Instructions to follow: Output all entries verbatim. Skip pictures.
━━━━━━
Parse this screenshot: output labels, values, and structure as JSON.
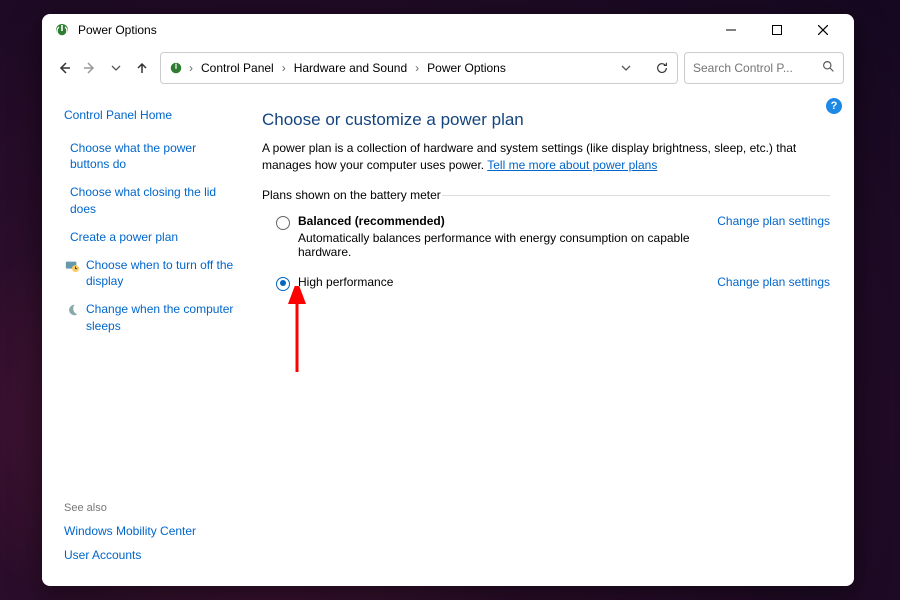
{
  "window": {
    "title": "Power Options"
  },
  "breadcrumb": {
    "root_glyph": "power-icon",
    "items": [
      "Control Panel",
      "Hardware and Sound",
      "Power Options"
    ]
  },
  "search": {
    "placeholder": "Search Control P..."
  },
  "help_badge": "?",
  "sidebar": {
    "home": "Control Panel Home",
    "items": [
      {
        "label": "Choose what the power buttons do",
        "icon": null
      },
      {
        "label": "Choose what closing the lid does",
        "icon": null
      },
      {
        "label": "Create a power plan",
        "icon": null
      },
      {
        "label": "Choose when to turn off the display",
        "icon": "display-timer-icon"
      },
      {
        "label": "Change when the computer sleeps",
        "icon": "moon-icon"
      }
    ],
    "see_also_header": "See also",
    "see_also": [
      "Windows Mobility Center",
      "User Accounts"
    ]
  },
  "main": {
    "heading": "Choose or customize a power plan",
    "description_pre": "A power plan is a collection of hardware and system settings (like display brightness, sleep, etc.) that manages how your computer uses power. ",
    "description_link": "Tell me more about power plans",
    "fieldset_label": "Plans shown on the battery meter",
    "plans": [
      {
        "name": "Balanced (recommended)",
        "desc": "Automatically balances performance with energy consumption on capable hardware.",
        "selected": false,
        "change_link": "Change plan settings"
      },
      {
        "name": "High performance",
        "desc": "",
        "selected": true,
        "change_link": "Change plan settings"
      }
    ]
  },
  "annotation": {
    "arrow_color": "#ff0000"
  }
}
━━━━━━
Complete answer:
Parse this screenshot: output labels, values, and structure as JSON.
{
  "window": {
    "title": "Power Options"
  },
  "breadcrumb": {
    "root_glyph": "power-icon",
    "items": [
      "Control Panel",
      "Hardware and Sound",
      "Power Options"
    ]
  },
  "search": {
    "placeholder": "Search Control P..."
  },
  "help_badge": "?",
  "sidebar": {
    "home": "Control Panel Home",
    "items": [
      {
        "label": "Choose what the power buttons do",
        "icon": null
      },
      {
        "label": "Choose what closing the lid does",
        "icon": null
      },
      {
        "label": "Create a power plan",
        "icon": null
      },
      {
        "label": "Choose when to turn off the display",
        "icon": "display-timer-icon"
      },
      {
        "label": "Change when the computer sleeps",
        "icon": "moon-icon"
      }
    ],
    "see_also_header": "See also",
    "see_also": [
      "Windows Mobility Center",
      "User Accounts"
    ]
  },
  "main": {
    "heading": "Choose or customize a power plan",
    "description_pre": "A power plan is a collection of hardware and system settings (like display brightness, sleep, etc.) that manages how your computer uses power. ",
    "description_link": "Tell me more about power plans",
    "fieldset_label": "Plans shown on the battery meter",
    "plans": [
      {
        "name": "Balanced (recommended)",
        "desc": "Automatically balances performance with energy consumption on capable hardware.",
        "selected": false,
        "change_link": "Change plan settings"
      },
      {
        "name": "High performance",
        "desc": "",
        "selected": true,
        "change_link": "Change plan settings"
      }
    ]
  },
  "annotation": {
    "arrow_color": "#ff0000"
  }
}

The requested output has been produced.